- THE RECORDS -

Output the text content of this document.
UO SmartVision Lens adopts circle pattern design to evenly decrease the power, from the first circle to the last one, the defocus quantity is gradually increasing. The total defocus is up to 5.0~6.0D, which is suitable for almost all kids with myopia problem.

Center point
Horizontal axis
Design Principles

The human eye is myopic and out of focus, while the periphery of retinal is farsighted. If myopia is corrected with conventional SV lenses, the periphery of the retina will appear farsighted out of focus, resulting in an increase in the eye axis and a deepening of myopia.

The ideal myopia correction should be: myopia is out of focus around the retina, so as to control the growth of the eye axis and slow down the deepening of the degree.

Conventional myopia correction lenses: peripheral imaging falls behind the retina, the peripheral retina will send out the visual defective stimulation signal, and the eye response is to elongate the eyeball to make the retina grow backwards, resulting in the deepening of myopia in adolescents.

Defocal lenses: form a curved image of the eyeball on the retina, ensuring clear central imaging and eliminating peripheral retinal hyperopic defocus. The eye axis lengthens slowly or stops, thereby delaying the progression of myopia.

- THE REQUEST -
Give back the whole listing, word for word.

- EXERCISE ANSWER -
Output the text content of this document.
UO SmartVision Lens adopts circle pattern design to evenly decrease the power, from the first circle to the last one, the defocus quantity is gradually increasing. The total defocus is up to 5.0~6.0D, which is suitable for almost all kids with myopia problem.

Center point
Horizontal axis
Design Principles

The human eye is myopic and out of focus, while the periphery of retinal is farsighted. If myopia is corrected with conventional SV lenses, the periphery of the retina will appear farsighted out of focus, resulting in an increase in the eye axis and a deepening of myopia.

The ideal myopia correction should be: myopia is out of focus around the retina, so as to control the growth of the eye axis and slow down the deepening of the degree.

Conventional myopia correction lenses: peripheral imaging falls behind the retina, the peripheral retina will send out the visual defective stimulation signal, and the eye response is to elongate the eyeball to make the retina grow backwards, resulting in the deepening of myopia in adolescents.

Defocal lenses: form a curved image of the eyeball on the retina, ensuring clear central imaging and eliminating peripheral retinal hyperopic defocus. The eye axis lengthens slowly or stops, thereby delaying the progression of myopia.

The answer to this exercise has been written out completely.